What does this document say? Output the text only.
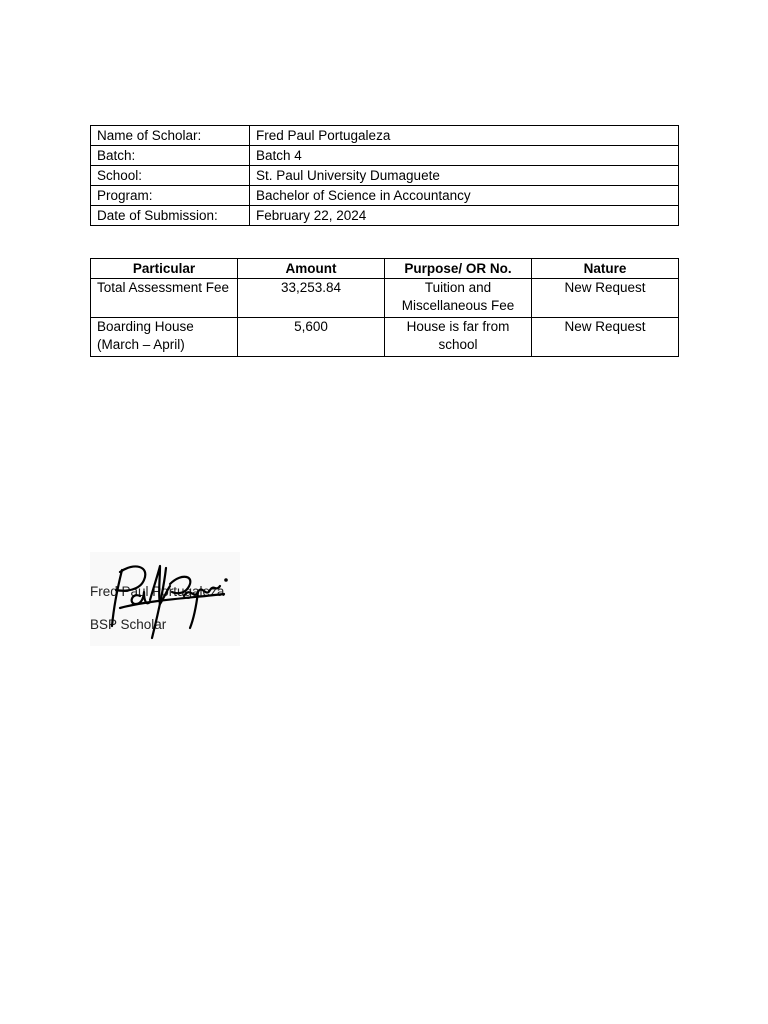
Name of Scholar:	Fred Paul Portugaleza
Batch:	Batch 4
School:	St. Paul University Dumaguete
Program:	Bachelor of Science in Accountancy
Date of Submission:	February 22, 2024
Particular	Amount	Purpose/ OR No.	Nature
Total Assessment Fee	33,253.84	Tuition and Miscellaneous Fee	New Request
Boarding House (March – April)	5,600	House is far from school	New Request
Fred Paul Portugaleza
BSP Scholar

Direction ▸ Lines holding the word "Fred" should be counted across the entries; state only how many there are.

Exercise answer ▸ 2